WHAT THIS TASK INVOLVES:
How many lines of these entries include the string "title"? State the number alone.

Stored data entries
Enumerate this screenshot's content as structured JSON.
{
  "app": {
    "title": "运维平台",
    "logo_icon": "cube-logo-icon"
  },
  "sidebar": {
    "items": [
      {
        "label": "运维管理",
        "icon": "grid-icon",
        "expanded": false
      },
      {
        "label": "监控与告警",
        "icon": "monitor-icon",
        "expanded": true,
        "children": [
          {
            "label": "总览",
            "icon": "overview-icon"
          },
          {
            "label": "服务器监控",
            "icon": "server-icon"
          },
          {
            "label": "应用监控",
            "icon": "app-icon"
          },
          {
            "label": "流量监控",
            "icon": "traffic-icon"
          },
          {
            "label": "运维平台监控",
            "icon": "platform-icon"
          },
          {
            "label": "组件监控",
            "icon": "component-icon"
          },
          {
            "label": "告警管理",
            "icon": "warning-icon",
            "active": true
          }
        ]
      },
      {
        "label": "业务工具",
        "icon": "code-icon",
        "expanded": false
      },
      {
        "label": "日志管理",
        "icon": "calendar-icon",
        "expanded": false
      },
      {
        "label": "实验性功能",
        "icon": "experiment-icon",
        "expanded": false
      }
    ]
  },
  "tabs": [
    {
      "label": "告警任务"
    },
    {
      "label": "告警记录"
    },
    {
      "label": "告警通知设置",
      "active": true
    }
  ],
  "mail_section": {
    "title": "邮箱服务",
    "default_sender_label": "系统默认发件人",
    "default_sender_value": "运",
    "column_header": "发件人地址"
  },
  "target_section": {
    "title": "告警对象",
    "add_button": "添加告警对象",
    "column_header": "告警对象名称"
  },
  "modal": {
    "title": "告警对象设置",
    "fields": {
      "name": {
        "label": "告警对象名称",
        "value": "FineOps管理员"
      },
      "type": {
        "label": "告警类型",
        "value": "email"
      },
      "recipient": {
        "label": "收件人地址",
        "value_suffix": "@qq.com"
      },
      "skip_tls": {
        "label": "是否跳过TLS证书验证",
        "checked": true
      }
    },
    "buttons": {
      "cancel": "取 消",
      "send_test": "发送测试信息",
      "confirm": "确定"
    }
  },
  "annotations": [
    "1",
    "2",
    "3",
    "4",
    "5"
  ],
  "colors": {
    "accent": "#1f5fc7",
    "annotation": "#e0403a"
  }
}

WORKED ANSWER:
4